Below, find each line holding "label" and state how many there are, using the number alone.

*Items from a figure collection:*
........

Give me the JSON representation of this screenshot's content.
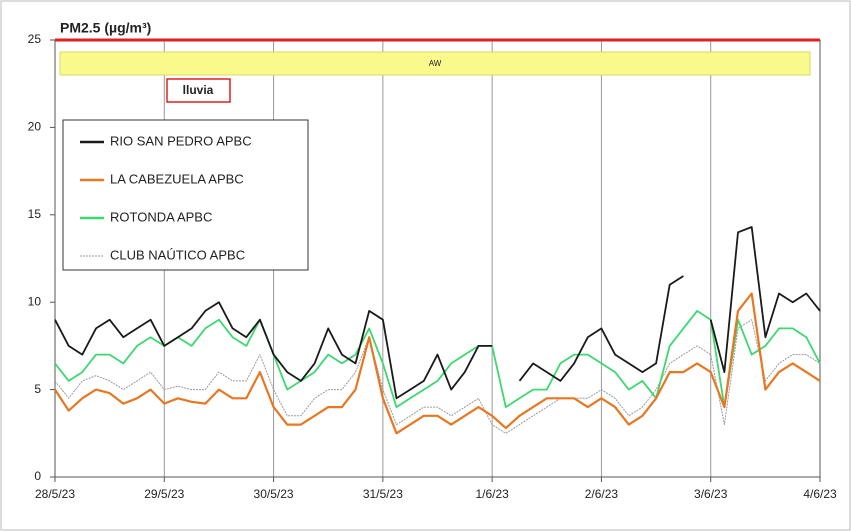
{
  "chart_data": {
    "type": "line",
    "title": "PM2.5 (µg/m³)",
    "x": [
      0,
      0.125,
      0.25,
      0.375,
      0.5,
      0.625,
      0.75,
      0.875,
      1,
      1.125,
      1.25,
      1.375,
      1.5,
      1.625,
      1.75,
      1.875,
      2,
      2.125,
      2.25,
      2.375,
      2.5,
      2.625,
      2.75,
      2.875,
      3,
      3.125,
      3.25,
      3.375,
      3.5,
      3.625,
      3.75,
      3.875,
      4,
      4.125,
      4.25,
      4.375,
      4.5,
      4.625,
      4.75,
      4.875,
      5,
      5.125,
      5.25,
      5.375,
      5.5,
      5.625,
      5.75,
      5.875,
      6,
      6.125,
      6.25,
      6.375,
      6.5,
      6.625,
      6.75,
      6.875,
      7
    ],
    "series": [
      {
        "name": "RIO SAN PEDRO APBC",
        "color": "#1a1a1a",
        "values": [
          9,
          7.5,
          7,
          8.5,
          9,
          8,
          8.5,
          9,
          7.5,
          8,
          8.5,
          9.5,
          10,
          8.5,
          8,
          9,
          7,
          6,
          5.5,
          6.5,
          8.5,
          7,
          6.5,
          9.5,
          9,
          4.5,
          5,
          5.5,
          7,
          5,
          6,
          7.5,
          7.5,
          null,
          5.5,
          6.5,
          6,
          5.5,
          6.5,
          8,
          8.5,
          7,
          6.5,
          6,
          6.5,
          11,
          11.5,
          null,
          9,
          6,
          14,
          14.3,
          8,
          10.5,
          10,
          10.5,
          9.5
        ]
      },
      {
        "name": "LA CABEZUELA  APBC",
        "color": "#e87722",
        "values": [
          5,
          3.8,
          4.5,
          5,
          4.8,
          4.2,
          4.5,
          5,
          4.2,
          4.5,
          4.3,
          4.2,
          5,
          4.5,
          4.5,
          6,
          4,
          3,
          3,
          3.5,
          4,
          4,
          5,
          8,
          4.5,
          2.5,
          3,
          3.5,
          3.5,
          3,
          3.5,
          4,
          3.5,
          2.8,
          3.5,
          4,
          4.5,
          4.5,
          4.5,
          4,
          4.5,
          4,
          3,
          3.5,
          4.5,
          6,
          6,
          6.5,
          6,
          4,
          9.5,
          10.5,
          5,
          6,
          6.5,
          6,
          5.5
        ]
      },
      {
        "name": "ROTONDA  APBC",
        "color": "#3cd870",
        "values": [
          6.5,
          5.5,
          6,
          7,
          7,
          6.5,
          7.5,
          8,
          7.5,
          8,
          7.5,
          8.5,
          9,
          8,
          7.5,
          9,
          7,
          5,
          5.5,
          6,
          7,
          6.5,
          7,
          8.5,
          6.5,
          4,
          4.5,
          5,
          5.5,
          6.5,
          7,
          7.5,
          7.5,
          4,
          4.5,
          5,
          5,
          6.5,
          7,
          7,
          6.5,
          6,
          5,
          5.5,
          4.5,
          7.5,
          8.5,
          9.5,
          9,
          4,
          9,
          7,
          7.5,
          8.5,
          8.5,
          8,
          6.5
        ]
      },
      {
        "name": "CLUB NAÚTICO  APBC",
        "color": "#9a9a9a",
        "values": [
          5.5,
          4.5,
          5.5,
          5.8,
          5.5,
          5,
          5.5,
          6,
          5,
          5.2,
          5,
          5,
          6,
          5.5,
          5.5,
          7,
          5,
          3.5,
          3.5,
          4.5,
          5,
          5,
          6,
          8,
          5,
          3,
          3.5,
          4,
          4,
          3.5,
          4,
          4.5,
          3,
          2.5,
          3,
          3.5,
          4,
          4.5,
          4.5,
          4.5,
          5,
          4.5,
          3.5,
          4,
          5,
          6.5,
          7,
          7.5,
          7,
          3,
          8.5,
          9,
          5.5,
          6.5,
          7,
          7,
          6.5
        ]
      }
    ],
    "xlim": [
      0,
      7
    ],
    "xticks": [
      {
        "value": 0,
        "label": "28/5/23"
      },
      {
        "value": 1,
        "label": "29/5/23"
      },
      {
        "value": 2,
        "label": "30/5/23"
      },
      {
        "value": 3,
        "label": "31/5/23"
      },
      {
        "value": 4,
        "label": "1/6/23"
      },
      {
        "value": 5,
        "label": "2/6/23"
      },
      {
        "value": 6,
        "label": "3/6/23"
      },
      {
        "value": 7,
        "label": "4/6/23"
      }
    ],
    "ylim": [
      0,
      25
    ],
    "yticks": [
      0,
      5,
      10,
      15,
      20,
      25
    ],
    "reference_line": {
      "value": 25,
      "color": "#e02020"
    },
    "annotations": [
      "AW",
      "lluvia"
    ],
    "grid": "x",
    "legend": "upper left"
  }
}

........

*FINISHED EXERCISE:*
8